» **SHORT PROBLEM**: Which lines include the word "BEARING"? Copy each of them.

» **RECORDED INFORMATION**:
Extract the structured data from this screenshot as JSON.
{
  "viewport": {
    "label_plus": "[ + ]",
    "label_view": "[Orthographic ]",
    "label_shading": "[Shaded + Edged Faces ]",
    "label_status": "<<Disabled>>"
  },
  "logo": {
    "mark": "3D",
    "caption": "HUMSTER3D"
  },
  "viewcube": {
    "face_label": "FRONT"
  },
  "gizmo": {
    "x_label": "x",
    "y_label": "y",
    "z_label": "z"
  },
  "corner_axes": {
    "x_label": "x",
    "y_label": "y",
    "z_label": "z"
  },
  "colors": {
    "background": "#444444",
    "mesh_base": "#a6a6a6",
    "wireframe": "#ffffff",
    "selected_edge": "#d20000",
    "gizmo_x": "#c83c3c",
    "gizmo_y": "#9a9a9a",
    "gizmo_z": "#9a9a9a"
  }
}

---

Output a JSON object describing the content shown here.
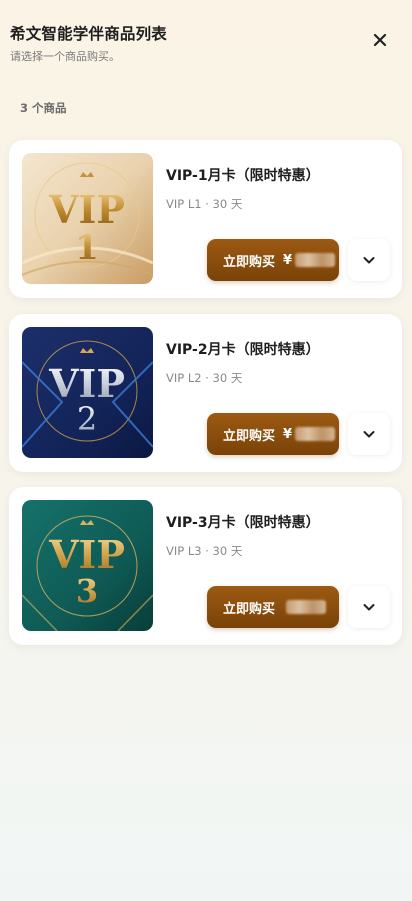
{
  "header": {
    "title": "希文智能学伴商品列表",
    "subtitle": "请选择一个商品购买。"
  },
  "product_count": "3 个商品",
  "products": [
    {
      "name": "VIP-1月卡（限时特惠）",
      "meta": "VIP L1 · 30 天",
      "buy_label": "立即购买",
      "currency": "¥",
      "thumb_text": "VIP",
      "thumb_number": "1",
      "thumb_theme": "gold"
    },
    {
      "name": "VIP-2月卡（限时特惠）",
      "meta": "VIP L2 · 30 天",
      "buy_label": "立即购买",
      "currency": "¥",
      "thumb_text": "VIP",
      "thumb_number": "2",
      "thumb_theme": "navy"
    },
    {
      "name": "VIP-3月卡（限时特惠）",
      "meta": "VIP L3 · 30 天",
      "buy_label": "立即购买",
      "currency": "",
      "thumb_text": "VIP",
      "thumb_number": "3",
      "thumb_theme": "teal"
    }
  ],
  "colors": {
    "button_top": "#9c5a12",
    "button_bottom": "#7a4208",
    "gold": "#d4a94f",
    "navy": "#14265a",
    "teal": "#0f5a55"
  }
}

...

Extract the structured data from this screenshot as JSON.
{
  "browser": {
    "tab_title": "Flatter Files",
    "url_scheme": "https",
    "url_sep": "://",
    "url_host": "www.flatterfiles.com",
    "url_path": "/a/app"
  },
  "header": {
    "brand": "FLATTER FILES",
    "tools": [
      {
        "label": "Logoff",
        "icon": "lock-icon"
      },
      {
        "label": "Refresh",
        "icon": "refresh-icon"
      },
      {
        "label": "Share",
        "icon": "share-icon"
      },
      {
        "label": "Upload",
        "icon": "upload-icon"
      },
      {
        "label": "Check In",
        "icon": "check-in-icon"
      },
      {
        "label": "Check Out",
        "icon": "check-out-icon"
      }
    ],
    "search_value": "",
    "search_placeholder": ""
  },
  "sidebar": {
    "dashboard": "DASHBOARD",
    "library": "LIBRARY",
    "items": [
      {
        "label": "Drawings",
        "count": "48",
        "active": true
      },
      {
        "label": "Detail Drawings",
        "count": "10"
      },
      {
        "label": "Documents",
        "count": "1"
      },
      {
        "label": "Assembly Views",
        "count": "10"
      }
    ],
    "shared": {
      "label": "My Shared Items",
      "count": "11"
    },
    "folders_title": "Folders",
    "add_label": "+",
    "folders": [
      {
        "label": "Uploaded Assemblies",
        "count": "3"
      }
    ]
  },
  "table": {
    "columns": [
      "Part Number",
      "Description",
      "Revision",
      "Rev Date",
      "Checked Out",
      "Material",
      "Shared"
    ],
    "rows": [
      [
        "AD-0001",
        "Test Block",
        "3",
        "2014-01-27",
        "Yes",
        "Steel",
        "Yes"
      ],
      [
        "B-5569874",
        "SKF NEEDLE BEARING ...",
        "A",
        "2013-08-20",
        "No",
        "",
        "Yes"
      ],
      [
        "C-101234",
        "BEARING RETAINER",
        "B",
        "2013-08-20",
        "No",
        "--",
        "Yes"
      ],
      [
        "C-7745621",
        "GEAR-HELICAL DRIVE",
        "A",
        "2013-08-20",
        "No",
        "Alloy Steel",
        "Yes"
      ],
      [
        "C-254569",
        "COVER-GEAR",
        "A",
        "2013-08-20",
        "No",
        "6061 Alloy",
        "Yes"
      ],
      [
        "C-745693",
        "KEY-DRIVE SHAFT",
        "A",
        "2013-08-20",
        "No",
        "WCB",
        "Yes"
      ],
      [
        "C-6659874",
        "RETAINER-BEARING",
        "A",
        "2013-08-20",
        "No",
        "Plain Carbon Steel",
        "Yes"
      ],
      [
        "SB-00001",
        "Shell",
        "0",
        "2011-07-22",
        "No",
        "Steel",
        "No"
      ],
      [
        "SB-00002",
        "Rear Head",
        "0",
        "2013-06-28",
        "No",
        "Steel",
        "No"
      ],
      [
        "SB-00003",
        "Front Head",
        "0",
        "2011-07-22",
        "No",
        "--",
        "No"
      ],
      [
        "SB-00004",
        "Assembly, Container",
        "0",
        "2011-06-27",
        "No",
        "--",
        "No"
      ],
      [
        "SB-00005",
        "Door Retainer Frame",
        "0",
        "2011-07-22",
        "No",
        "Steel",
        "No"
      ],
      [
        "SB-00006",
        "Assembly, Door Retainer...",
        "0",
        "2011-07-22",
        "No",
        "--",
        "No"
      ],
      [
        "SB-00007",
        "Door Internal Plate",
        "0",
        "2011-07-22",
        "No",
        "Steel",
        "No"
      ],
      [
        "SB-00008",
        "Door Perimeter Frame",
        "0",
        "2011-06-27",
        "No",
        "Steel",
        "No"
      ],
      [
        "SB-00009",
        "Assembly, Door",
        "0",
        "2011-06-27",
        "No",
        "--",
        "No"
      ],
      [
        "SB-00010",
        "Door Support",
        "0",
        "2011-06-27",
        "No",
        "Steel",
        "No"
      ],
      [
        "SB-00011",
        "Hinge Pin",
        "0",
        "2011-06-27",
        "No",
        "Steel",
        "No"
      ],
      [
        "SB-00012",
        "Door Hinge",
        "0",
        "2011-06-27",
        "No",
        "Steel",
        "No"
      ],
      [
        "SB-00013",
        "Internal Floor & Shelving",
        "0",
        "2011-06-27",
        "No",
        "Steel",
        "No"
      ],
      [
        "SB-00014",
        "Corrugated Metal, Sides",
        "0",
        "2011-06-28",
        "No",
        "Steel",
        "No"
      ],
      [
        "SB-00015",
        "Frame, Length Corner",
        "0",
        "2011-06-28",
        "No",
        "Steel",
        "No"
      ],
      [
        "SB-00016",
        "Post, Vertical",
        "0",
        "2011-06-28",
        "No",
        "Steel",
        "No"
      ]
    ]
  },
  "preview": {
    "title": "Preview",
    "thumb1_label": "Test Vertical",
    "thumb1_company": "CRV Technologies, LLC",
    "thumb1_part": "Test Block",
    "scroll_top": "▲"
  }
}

» **ANSWER BELOW**:
        "SKF NEEDLE BEARING ...",
        "BEARING RETAINER",
        "RETAINER-BEARING",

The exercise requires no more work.